(Aim) Write out all of the entries exactly as given.
****************
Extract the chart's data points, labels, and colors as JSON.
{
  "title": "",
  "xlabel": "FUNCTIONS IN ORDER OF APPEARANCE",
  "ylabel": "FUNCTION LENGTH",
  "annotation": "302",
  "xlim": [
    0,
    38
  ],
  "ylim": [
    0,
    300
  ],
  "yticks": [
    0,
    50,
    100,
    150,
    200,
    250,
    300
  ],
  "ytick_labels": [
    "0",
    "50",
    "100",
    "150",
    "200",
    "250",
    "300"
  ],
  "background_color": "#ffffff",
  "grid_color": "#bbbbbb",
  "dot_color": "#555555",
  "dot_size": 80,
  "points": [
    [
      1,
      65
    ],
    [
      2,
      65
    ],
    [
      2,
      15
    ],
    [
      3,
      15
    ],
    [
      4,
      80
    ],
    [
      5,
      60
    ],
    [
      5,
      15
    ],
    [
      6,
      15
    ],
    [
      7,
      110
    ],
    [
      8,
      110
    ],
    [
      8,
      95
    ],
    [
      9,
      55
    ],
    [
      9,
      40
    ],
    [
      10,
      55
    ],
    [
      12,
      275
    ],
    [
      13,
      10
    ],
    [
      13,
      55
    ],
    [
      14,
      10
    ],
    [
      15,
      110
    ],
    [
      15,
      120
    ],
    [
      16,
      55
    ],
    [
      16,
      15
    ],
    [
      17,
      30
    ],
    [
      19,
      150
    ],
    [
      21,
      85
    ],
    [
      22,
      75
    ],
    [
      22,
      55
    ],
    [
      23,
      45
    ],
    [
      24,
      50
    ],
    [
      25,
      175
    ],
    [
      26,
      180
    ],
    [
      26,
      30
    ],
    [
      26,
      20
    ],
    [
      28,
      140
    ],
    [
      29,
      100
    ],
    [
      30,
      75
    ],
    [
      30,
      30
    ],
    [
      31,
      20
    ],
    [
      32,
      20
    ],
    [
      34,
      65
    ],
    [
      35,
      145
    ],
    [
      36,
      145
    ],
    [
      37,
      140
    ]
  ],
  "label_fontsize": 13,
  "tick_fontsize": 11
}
****************
(Exercise response)
Extract the chart's data points, labels, and colors as JSON.
{
  "title": "",
  "xlabel": "FUNCTIONS IN ORDER OF APPEARANCE",
  "ylabel": "FUNCTION LENGTH",
  "annotation": "302",
  "xlim": [
    0,
    38
  ],
  "ylim": [
    0,
    300
  ],
  "yticks": [
    0,
    50,
    100,
    150,
    200,
    250,
    300
  ],
  "ytick_labels": [
    "0",
    "50",
    "100",
    "150",
    "200",
    "250",
    "300"
  ],
  "background_color": "#ffffff",
  "grid_color": "#bbbbbb",
  "dot_color": "#555555",
  "dot_size": 80,
  "points": [
    [
      1,
      65
    ],
    [
      2,
      65
    ],
    [
      2,
      15
    ],
    [
      3,
      15
    ],
    [
      4,
      80
    ],
    [
      5,
      60
    ],
    [
      5,
      15
    ],
    [
      6,
      15
    ],
    [
      7,
      110
    ],
    [
      8,
      110
    ],
    [
      8,
      95
    ],
    [
      9,
      55
    ],
    [
      9,
      40
    ],
    [
      10,
      55
    ],
    [
      12,
      275
    ],
    [
      13,
      10
    ],
    [
      13,
      55
    ],
    [
      14,
      10
    ],
    [
      15,
      110
    ],
    [
      15,
      120
    ],
    [
      16,
      55
    ],
    [
      16,
      15
    ],
    [
      17,
      30
    ],
    [
      19,
      150
    ],
    [
      21,
      85
    ],
    [
      22,
      75
    ],
    [
      22,
      55
    ],
    [
      23,
      45
    ],
    [
      24,
      50
    ],
    [
      25,
      175
    ],
    [
      26,
      180
    ],
    [
      26,
      30
    ],
    [
      26,
      20
    ],
    [
      28,
      140
    ],
    [
      29,
      100
    ],
    [
      30,
      75
    ],
    [
      30,
      30
    ],
    [
      31,
      20
    ],
    [
      32,
      20
    ],
    [
      34,
      65
    ],
    [
      35,
      145
    ],
    [
      36,
      145
    ],
    [
      37,
      140
    ]
  ],
  "label_fontsize": 13,
  "tick_fontsize": 11
}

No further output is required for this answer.